OBJECTIVE =
Could you recast every line of the listing below as a Markdown table with the columns "Row" and "Line," numbering the rows and leaving out any blank lines?

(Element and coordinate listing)
▬▬▬▬▬▬▬▬▬▬

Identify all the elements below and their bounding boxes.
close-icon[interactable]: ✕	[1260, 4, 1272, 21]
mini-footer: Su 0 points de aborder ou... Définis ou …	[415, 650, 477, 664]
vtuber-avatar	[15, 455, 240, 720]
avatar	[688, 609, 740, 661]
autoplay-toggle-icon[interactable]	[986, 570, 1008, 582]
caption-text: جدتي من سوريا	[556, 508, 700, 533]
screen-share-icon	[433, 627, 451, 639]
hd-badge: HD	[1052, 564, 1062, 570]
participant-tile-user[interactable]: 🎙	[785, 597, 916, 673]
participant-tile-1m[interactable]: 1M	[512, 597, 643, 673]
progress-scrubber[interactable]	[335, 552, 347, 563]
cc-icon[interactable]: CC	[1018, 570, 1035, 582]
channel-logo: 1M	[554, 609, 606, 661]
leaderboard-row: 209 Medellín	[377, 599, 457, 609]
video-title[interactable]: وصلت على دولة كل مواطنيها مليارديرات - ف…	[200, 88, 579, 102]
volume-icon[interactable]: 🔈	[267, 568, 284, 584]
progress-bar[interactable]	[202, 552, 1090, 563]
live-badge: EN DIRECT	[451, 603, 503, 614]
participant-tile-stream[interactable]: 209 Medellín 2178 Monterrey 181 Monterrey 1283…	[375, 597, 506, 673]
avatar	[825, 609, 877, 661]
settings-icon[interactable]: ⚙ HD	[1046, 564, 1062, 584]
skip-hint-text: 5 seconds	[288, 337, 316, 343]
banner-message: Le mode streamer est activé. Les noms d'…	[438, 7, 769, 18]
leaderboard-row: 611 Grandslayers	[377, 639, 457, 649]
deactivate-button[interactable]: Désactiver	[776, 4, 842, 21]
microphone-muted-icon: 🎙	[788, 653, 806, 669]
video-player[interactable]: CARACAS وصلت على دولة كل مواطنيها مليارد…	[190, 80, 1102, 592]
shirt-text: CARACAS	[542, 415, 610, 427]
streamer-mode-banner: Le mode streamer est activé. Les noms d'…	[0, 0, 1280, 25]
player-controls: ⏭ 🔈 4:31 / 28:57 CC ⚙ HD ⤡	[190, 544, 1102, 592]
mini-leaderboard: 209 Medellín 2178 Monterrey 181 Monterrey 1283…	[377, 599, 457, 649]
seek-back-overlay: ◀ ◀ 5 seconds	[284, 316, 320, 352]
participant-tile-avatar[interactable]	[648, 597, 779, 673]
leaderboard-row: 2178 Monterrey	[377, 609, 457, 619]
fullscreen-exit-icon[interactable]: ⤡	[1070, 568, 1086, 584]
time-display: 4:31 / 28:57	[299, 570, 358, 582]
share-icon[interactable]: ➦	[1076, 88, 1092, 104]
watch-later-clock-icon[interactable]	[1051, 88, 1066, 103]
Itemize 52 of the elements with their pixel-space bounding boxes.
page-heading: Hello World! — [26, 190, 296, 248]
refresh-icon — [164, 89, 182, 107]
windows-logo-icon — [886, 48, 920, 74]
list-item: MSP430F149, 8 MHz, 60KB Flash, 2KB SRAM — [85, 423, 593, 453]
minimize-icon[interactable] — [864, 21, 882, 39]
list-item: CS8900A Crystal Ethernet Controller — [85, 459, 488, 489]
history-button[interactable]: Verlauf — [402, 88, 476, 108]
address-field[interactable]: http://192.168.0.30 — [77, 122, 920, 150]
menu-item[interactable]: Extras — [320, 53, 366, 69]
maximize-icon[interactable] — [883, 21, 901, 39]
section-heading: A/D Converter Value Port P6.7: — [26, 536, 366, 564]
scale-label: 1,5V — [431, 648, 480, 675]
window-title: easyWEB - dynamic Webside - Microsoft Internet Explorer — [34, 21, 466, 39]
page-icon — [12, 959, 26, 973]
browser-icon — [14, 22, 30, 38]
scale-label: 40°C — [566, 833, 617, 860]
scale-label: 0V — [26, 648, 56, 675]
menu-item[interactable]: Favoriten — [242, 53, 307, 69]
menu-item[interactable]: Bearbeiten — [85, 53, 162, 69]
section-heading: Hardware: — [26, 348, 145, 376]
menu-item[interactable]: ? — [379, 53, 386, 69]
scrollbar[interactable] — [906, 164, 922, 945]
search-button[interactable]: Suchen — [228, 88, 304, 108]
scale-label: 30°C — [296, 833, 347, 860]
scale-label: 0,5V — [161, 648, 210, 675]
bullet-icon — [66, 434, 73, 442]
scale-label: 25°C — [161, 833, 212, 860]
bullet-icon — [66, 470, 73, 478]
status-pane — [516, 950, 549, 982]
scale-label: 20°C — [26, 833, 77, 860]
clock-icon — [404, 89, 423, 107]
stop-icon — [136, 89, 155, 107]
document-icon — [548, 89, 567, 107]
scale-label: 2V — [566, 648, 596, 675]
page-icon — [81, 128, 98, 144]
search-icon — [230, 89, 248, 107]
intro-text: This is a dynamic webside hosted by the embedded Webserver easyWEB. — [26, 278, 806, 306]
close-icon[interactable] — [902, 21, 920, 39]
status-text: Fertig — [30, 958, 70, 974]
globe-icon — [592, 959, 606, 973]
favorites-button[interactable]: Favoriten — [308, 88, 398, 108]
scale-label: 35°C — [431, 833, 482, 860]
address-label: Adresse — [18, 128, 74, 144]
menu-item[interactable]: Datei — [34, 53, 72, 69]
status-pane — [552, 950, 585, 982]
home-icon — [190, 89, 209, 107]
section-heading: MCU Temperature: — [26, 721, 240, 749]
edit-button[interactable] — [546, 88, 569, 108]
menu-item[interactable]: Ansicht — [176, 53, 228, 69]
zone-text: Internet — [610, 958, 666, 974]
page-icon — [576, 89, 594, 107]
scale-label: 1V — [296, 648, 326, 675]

▬▬▬▬▬▬▬▬▬▬

WORKED SOLUTION =
| Row | Line |
|---|---|
| 1 | Identify all the elements below and their bounding boxes. |
| 2 | close-icon[interactable]: ✕	[1260, 4, 1272, 21] |
| 3 | mini-footer: Su 0 points de aborder ou... Définis ou …	[415, 650, 477, 664] |
| 4 | vtuber-avatar	[15, 455, 240, 720] |
| 5 | avatar	[688, 609, 740, 661] |
| 6 | autoplay-toggle-icon[interactable]	[986, 570, 1008, 582] |
| 7 | caption-text: جدتي من سوريا	[556, 508, 700, 533] |
| 8 | screen-share-icon	[433, 627, 451, 639] |
| 9 | hd-badge: HD	[1052, 564, 1062, 570] |
| 10 | participant-tile-user[interactable]: 🎙	[785, 597, 916, 673] |
| 11 | participant-tile-1m[interactable]: 1M	[512, 597, 643, 673] |
| 12 | progress-scrubber[interactable]	[335, 552, 347, 563] |
| 13 | cc-icon[interactable]: CC	[1018, 570, 1035, 582] |
| 14 | channel-logo: 1M	[554, 609, 606, 661] |
| 15 | leaderboard-row: 209 Medellín	[377, 599, 457, 609] |
| 16 | video-title[interactable]: وصلت على دولة كل مواطنيها مليارديرات - ف…	[200, 88, 579, 102] |
| 17 | volume-icon[interactable]: 🔈	[267, 568, 284, 584] |
| 18 | progress-bar[interactable]	[202, 552, 1090, 563] |
| 19 | live-badge: EN DIRECT	[451, 603, 503, 614] |
| 20 | participant-tile-stream[interactable]: 209 Medellín 2178 Monterrey 181 Monterrey 1283…	[375, 597, 506, 673] |
| 21 | avatar	[825, 609, 877, 661] |
| 22 | settings-icon[interactable]: ⚙ HD	[1046, 564, 1062, 584] |
| 23 | skip-hint-text: 5 seconds	[288, 337, 316, 343] |
| 24 | banner-message: Le mode streamer est activé. Les noms d'…	[438, 7, 769, 18] |
| 25 | leaderboard-row: 611 Grandslayers	[377, 639, 457, 649] |
| 26 | deactivate-button[interactable]: Désactiver	[776, 4, 842, 21] |
| 27 | microphone-muted-icon: 🎙	[788, 653, 806, 669] |
| 28 | video-player[interactable]: CARACAS وصلت على دولة كل مواطنيها مليارد…	[190, 80, 1102, 592] |
| 29 | shirt-text: CARACAS	[542, 415, 610, 427] |
| 30 | streamer-mode-banner: Le mode streamer est activé. Les noms d'…	[0, 0, 1280, 25] |
| 31 | player-controls: ⏭ 🔈 4:31 / 28:57 CC ⚙ HD ⤡	[190, 544, 1102, 592] |
| 32 | mini-leaderboard: 209 Medellín 2178 Monterrey 181 Monterrey 1283…	[377, 599, 457, 649] |
| 33 | seek-back-overlay: ◀ ◀ 5 seconds	[284, 316, 320, 352] |
| 34 | participant-tile-avatar[interactable]	[648, 597, 779, 673] |
| 35 | leaderboard-row: 2178 Monterrey	[377, 609, 457, 619] |
| 36 | fullscreen-exit-icon[interactable]: ⤡	[1070, 568, 1086, 584] |
| 37 | time-display: 4:31 / 28:57	[299, 570, 358, 582] |
| 38 | share-icon[interactable]: ➦	[1076, 88, 1092, 104] |
| 39 | watch-later-clock-icon[interactable]	[1051, 88, 1066, 103] |
| 40 | Itemize 52 of the elements with their pixel-space bounding boxes. |
| 41 | page-heading: Hello World! — [26, 190, 296, 248] |
| 42 | refresh-icon — [164, 89, 182, 107] |
| 43 | windows-logo-icon — [886, 48, 920, 74] |
| 44 | list-item: MSP430F149, 8 MHz, 60KB Flash, 2KB SRAM — [85, 423, 593, 453] |
| 45 | minimize-icon[interactable] — [864, 21, 882, 39] |
| 46 | list-item: CS8900A Crystal Ethernet Controller — [85, 459, 488, 489] |
| 47 | history-button[interactable]: Verlauf — [402, 88, 476, 108] |
| 48 | address-field[interactable]: http://192.168.0.30 — [77, 122, 920, 150] |
| 49 | menu-item[interactable]: Extras — [320, 53, 366, 69] |
| 50 | maximize-icon[interactable] — [883, 21, 901, 39] |
| 51 | section-heading: A/D Converter Value Port P6.7: — [26, 536, 366, 564] |
| 52 | scale-label: 1,5V — [431, 648, 480, 675] |
| 53 | window-title: easyWEB - dynamic Webside - Microsoft Internet Explorer — [34, 21, 466, 39] |
| 54 | page-icon — [12, 959, 26, 973] |
| 55 | browser-icon — [14, 22, 30, 38] |
| 56 | scale-label: 40°C — [566, 833, 617, 860] |
| 57 | scale-label: 0V — [26, 648, 56, 675] |
| 58 | menu-item[interactable]: Favoriten — [242, 53, 307, 69] |
| 59 | menu-item[interactable]: Bearbeiten — [85, 53, 162, 69] |
| 60 | section-heading: Hardware: — [26, 348, 145, 376] |
| 61 | menu-item[interactable]: ? — [379, 53, 386, 69] |
| 62 | scrollbar[interactable] — [906, 164, 922, 945] |
| 63 | search-button[interactable]: Suchen — [228, 88, 304, 108] |
| 64 | scale-label: 30°C — [296, 833, 347, 860] |
| 65 | scale-label: 0,5V — [161, 648, 210, 675] |
| 66 | bullet-icon — [66, 434, 73, 442] |
| 67 | scale-label: 25°C — [161, 833, 212, 860] |
| 68 | bullet-icon — [66, 470, 73, 478] |
| 69 | status-pane — [516, 950, 549, 982] |
| 70 | scale-label: 20°C — [26, 833, 77, 860] |
| 71 | clock-icon — [404, 89, 423, 107] |
| 72 | stop-icon — [136, 89, 155, 107] |
| 73 | document-icon — [548, 89, 567, 107] |
| 74 | scale-label: 2V — [566, 648, 596, 675] |
| 75 | page-icon — [81, 128, 98, 144] |
| 76 | search-icon — [230, 89, 248, 107] |
| 77 | intro-text: This is a dynamic webside hosted by the embedded Webserver easyWEB. — [26, 278, 806, 306] |
| 78 | close-icon[interactable] — [902, 21, 920, 39] |
| 79 | status-text: Fertig — [30, 958, 70, 974] |
| 80 | globe-icon — [592, 959, 606, 973] |
| 81 | favorites-button[interactable]: Favoriten — [308, 88, 398, 108] |
| 82 | scale-label: 35°C — [431, 833, 482, 860] |
| 83 | address-label: Adresse — [18, 128, 74, 144] |
| 84 | menu-item[interactable]: Datei — [34, 53, 72, 69] |
| 85 | status-pane — [552, 950, 585, 982] |
| 86 | home-icon — [190, 89, 209, 107] |
| 87 | section-heading: MCU Temperature: — [26, 721, 240, 749] |
| 88 | edit-button[interactable] — [546, 88, 569, 108] |
| 89 | menu-item[interactable]: Ansicht — [176, 53, 228, 69] |
| 90 | zone-text: Internet — [610, 958, 666, 974] |
| 91 | page-icon — [576, 89, 594, 107] |
| 92 | scale-label: 1V — [296, 648, 326, 675] |